▶ Set problem:
Keep the pictures out of the copy and print all the entries below exactly.

•••

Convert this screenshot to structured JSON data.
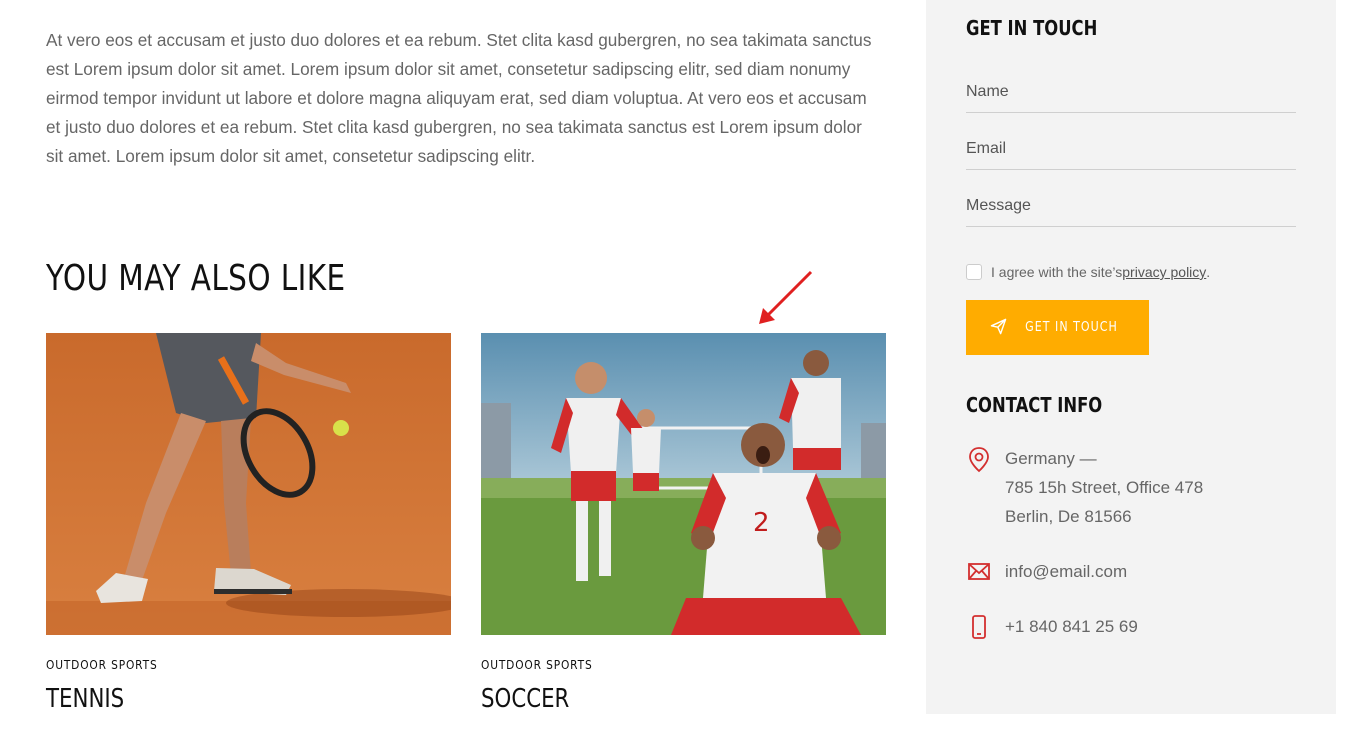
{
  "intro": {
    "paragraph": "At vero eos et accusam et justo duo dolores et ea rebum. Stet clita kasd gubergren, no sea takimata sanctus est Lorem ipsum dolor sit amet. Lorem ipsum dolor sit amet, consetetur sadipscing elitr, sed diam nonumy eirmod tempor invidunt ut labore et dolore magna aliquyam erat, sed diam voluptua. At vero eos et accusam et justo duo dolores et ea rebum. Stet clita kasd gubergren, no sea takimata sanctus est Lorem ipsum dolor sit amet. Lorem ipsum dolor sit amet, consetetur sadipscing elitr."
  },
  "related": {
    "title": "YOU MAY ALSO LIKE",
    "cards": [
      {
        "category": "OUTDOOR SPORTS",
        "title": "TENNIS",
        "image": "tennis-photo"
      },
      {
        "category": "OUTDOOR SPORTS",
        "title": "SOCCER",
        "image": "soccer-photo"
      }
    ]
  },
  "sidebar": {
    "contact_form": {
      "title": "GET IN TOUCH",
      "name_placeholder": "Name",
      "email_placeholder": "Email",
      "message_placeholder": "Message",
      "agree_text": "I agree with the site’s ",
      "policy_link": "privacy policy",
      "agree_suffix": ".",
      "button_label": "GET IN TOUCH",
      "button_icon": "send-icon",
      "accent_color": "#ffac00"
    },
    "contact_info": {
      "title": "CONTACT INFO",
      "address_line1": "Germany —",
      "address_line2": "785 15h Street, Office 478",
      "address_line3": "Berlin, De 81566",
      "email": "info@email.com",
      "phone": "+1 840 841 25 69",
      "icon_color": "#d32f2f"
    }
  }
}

•••

▶ Exercise answer:
Convert this screenshot to structured JSON data.
{
  "intro": {
    "paragraph": "At vero eos et accusam et justo duo dolores et ea rebum. Stet clita kasd gubergren, no sea takimata sanctus est Lorem ipsum dolor sit amet. Lorem ipsum dolor sit amet, consetetur sadipscing elitr, sed diam nonumy eirmod tempor invidunt ut labore et dolore magna aliquyam erat, sed diam voluptua. At vero eos et accusam et justo duo dolores et ea rebum. Stet clita kasd gubergren, no sea takimata sanctus est Lorem ipsum dolor sit amet. Lorem ipsum dolor sit amet, consetetur sadipscing elitr."
  },
  "related": {
    "title": "YOU MAY ALSO LIKE",
    "cards": [
      {
        "category": "OUTDOOR SPORTS",
        "title": "TENNIS",
        "image": "tennis-photo"
      },
      {
        "category": "OUTDOOR SPORTS",
        "title": "SOCCER",
        "image": "soccer-photo"
      }
    ]
  },
  "sidebar": {
    "contact_form": {
      "title": "GET IN TOUCH",
      "name_placeholder": "Name",
      "email_placeholder": "Email",
      "message_placeholder": "Message",
      "agree_text": "I agree with the site’s ",
      "policy_link": "privacy policy",
      "agree_suffix": ".",
      "button_label": "GET IN TOUCH",
      "button_icon": "send-icon",
      "accent_color": "#ffac00"
    },
    "contact_info": {
      "title": "CONTACT INFO",
      "address_line1": "Germany —",
      "address_line2": "785 15h Street, Office 478",
      "address_line3": "Berlin, De 81566",
      "email": "info@email.com",
      "phone": "+1 840 841 25 69",
      "icon_color": "#d32f2f"
    }
  }
}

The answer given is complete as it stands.